DIRECTION -> Go through the listing below and list every line with "returned".
***** DATA RECORDS *****
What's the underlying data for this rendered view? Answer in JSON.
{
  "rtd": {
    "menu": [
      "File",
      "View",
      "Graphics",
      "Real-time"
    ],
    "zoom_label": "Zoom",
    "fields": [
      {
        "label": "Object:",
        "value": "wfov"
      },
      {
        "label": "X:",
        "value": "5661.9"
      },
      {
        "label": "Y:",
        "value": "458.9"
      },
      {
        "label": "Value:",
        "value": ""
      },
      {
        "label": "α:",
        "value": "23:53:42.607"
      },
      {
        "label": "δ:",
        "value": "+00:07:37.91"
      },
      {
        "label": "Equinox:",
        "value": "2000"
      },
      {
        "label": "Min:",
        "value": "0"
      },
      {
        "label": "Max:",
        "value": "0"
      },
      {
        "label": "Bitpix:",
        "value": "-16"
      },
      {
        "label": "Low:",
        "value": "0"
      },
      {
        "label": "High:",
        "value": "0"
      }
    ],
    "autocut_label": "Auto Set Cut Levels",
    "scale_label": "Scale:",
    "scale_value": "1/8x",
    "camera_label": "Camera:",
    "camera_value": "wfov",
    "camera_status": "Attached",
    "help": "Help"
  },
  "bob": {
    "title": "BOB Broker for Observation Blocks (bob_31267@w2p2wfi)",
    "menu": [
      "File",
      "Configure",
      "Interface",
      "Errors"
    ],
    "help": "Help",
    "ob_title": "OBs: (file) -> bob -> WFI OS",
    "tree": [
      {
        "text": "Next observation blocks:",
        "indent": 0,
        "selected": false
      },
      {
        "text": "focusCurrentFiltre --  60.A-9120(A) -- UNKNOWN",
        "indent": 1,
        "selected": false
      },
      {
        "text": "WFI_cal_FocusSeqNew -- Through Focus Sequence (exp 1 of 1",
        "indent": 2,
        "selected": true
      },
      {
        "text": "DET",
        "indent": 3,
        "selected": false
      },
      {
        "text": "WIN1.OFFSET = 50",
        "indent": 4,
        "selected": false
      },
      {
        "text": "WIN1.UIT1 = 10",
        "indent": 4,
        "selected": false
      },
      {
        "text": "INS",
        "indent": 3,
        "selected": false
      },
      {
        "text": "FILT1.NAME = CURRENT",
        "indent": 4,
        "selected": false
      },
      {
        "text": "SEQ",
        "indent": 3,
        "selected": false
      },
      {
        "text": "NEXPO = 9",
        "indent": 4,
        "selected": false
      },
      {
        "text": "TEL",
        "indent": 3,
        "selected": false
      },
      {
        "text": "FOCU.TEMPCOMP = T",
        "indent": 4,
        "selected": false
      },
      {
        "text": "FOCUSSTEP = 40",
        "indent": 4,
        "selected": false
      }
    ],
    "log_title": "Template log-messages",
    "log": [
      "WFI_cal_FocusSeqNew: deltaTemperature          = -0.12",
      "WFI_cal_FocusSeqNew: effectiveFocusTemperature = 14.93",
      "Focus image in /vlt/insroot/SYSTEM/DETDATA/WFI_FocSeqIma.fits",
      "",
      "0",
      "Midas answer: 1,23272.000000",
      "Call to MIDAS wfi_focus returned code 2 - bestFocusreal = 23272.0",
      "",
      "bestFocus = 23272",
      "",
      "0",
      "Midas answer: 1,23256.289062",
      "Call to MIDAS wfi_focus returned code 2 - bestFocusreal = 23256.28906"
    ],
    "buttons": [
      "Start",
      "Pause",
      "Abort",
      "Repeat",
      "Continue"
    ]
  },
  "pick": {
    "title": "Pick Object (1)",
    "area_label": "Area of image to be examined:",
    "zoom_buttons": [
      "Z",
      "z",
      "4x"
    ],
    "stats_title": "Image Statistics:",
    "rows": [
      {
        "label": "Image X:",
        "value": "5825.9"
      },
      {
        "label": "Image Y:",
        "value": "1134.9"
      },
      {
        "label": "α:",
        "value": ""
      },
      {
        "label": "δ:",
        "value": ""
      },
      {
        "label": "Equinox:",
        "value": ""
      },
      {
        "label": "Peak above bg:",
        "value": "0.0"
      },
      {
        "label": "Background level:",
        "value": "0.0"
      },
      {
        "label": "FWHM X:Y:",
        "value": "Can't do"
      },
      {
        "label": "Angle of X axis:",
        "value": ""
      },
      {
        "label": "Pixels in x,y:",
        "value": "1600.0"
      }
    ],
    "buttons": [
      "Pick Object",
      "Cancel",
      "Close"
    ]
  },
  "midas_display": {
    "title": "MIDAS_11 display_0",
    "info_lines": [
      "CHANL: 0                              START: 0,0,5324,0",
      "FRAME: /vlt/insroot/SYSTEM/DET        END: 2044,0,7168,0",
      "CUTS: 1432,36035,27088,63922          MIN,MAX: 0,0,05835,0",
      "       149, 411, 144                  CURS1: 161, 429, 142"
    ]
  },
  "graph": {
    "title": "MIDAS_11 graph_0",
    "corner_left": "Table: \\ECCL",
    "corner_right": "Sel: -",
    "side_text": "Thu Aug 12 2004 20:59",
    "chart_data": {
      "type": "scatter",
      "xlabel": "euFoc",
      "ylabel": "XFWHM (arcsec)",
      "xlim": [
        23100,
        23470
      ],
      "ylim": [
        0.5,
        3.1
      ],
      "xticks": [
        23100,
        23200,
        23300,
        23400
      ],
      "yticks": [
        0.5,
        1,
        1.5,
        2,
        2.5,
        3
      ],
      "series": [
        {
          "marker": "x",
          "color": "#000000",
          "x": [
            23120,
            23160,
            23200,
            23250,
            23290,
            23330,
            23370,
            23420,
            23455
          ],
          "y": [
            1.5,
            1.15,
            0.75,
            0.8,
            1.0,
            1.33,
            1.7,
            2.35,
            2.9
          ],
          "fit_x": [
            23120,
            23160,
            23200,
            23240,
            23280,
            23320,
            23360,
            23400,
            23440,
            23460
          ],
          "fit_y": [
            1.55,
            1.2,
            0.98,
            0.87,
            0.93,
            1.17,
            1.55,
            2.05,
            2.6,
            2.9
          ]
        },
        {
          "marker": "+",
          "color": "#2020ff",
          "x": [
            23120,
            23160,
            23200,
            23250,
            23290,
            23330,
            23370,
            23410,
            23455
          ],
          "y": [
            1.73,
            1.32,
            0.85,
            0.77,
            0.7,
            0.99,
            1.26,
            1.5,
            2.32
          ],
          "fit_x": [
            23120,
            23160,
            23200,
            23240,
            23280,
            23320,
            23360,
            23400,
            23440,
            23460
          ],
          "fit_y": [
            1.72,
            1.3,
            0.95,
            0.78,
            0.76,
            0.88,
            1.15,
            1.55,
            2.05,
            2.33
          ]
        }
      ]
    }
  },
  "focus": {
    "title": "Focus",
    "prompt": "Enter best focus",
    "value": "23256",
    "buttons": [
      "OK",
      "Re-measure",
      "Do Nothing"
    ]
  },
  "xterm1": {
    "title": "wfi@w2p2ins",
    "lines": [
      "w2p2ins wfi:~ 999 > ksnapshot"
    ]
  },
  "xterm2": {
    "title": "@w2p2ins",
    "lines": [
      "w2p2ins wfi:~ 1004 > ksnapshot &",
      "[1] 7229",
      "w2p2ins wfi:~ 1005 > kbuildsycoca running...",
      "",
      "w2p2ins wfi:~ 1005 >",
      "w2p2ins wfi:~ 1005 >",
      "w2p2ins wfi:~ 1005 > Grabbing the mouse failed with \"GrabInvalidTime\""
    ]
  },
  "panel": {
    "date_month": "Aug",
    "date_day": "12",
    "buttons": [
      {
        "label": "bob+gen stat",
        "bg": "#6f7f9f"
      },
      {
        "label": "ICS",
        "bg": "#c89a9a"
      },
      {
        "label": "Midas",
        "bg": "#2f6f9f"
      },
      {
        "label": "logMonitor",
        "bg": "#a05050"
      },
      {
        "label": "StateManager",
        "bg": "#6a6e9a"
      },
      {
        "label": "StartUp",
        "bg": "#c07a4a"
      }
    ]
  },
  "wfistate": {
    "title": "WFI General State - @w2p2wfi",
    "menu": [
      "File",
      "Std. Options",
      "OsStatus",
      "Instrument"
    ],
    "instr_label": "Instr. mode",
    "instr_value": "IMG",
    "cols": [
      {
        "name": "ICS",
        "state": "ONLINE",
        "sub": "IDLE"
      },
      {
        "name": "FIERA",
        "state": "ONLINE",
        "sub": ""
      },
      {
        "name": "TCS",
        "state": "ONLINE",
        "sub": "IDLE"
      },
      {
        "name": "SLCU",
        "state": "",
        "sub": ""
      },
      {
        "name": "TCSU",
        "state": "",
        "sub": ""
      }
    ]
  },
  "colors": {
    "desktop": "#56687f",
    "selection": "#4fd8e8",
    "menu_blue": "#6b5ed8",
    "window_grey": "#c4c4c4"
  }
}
*****
WORKED ANSWER ->
      "Call to MIDAS wfi_focus returned code 2 - bestFocusreal = 23272.0",
      "Call to MIDAS wfi_focus returned code 2 - bestFocusreal = 23256.28906"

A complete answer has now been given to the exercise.